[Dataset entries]
— START —

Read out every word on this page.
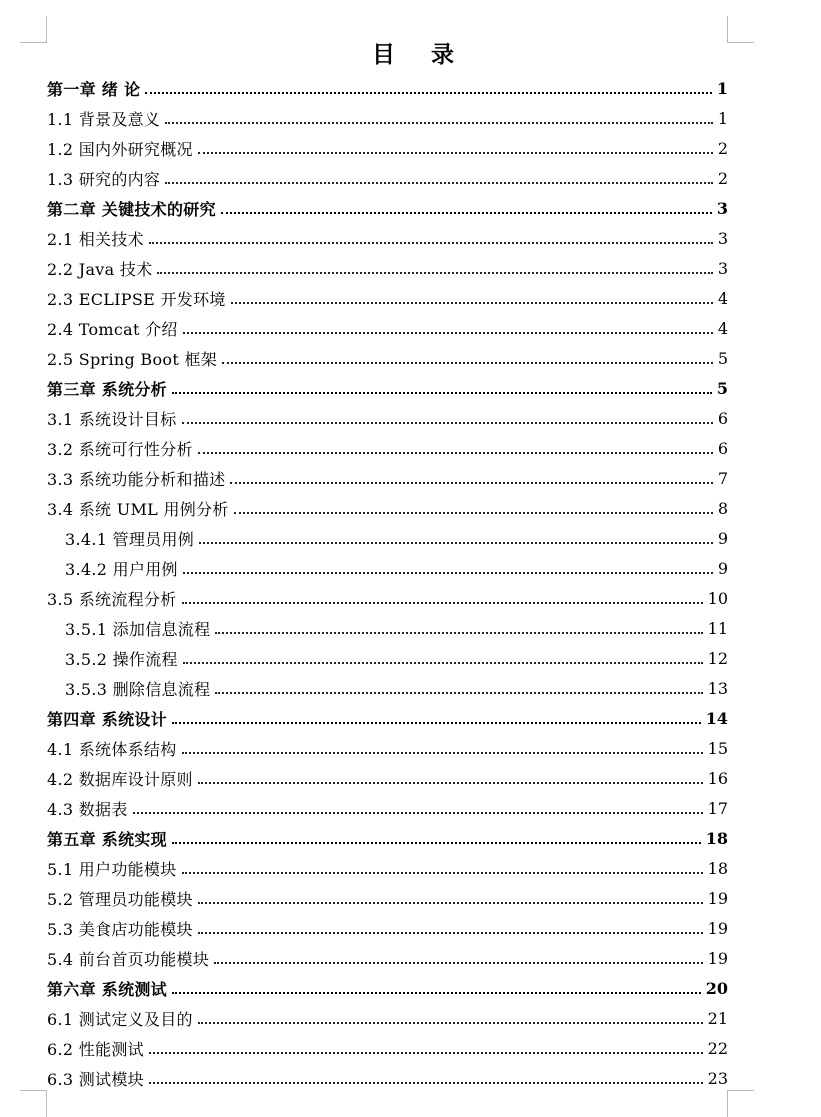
目 录
第一章 绪 论	1
1.1 背景及意义	1
1.2 国内外研究概况	2
1.3 研究的内容	2
第二章 关键技术的研究	3
2.1 相关技术	3
2.2 Java 技术	3
2.3 ECLIPSE 开发环境	4
2.4 Tomcat 介绍	4
2.5 Spring Boot 框架	5
第三章 系统分析	5
3.1 系统设计目标	6
3.2 系统可行性分析	6
3.3 系统功能分析和描述	7
3.4 系统 UML 用例分析	8
3.4.1 管理员用例	9
3.4.2 用户用例	9
3.5 系统流程分析	10
3.5.1 添加信息流程	11
3.5.2 操作流程	12
3.5.3 删除信息流程	13
第四章 系统设计	14
4.1 系统体系结构	15
4.2 数据库设计原则	16
4.3 数据表	17
第五章 系统实现	18
5.1 用户功能模块	18
5.2 管理员功能模块	19
5.3 美食店功能模块	19
5.4 前台首页功能模块	19
第六章 系统测试	20
6.1 测试定义及目的	21
6.2 性能测试	22
6.3 测试模块	23
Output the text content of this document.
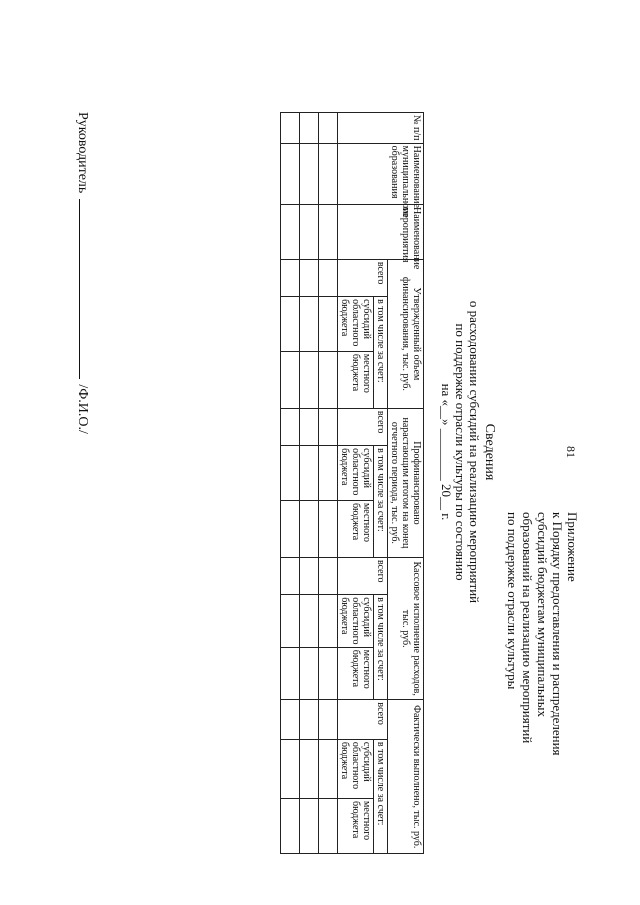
81
Приложение
к Порядку предоставления и распределения
субсидий бюджетам муниципальных
образований на реализацию мероприятий
по поддержке отрасли культуры
Сведения
о расходовании субсидий на реализацию мероприятий
по поддержке отрасли культуры по состоянию
на «__» ________ 20__ г.
№ п/п	Наименование муниципального образования	Наименование мероприятия	Утвержденный объем финансирования, тыс. руб.			Профинансировано нарастающим итогом на конец отчетного периода, тыс. руб.			Кассовое исполнение расходов, тыс. руб.			Фактически выполнено, тыс. руб.		
			всего	в том числе за счет:		всего	в том числе за счет:		всего	в том числе за счет:		всего	в том числе за счет:	
				субсидий областного бюджета	местного бюджета		субсидий областного бюджета	местного бюджета		субсидий областного бюджета	местного бюджета		субсидий областного бюджета	местного бюджета

Руководитель  /Ф.И.О./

— END —

» WHAT YOU SHOULD DO:
Copy each line above precisely, dropping the pictures.

» OUTPUT BELOW:
Read out every word on this page.
目 录
第一章 绪 论	1
1.1 背景及意义	1
1.2 国内外研究概况	2
1.3 研究的内容	2
第二章 关键技术的研究	3
2.1 相关技术	3
2.2 Java 技术	3
2.3 ECLIPSE 开发环境	4
2.4 Tomcat 介绍	4
2.5 Spring Boot 框架	5
第三章 系统分析	5
3.1 系统设计目标	6
3.2 系统可行性分析	6
3.3 系统功能分析和描述	7
3.4 系统 UML 用例分析	8
3.4.1 管理员用例	9
3.4.2 用户用例	9
3.5 系统流程分析	10
3.5.1 添加信息流程	11
3.5.2 操作流程	12
3.5.3 删除信息流程	13
第四章 系统设计	14
4.1 系统体系结构	15
4.2 数据库设计原则	16
4.3 数据表	17
第五章 系统实现	18
5.1 用户功能模块	18
5.2 管理员功能模块	19
5.3 美食店功能模块	19
5.4 前台首页功能模块	19
第六章 系统测试	20
6.1 测试定义及目的	21
6.2 性能测试	22
6.3 测试模块	23
Output the text content of this document.
81
Приложение
к Порядку предоставления и распределения
субсидий бюджетам муниципальных
образований на реализацию мероприятий
по поддержке отрасли культуры
Сведения
о расходовании субсидий на реализацию мероприятий
по поддержке отрасли культуры по состоянию
на «__» ________ 20__ г.
№ п/п	Наименование муниципального образования	Наименование мероприятия	Утвержденный объем финансирования, тыс. руб.			Профинансировано нарастающим итогом на конец отчетного периода, тыс. руб.			Кассовое исполнение расходов, тыс. руб.			Фактически выполнено, тыс. руб.		
			всего	в том числе за счет:		всего	в том числе за счет:		всего	в том числе за счет:		всего	в том числе за счет:	
				субсидий областного бюджета	местного бюджета		субсидий областного бюджета	местного бюджета		субсидий областного бюджета	местного бюджета		субсидий областного бюджета	местного бюджета

Руководитель  /Ф.И.О./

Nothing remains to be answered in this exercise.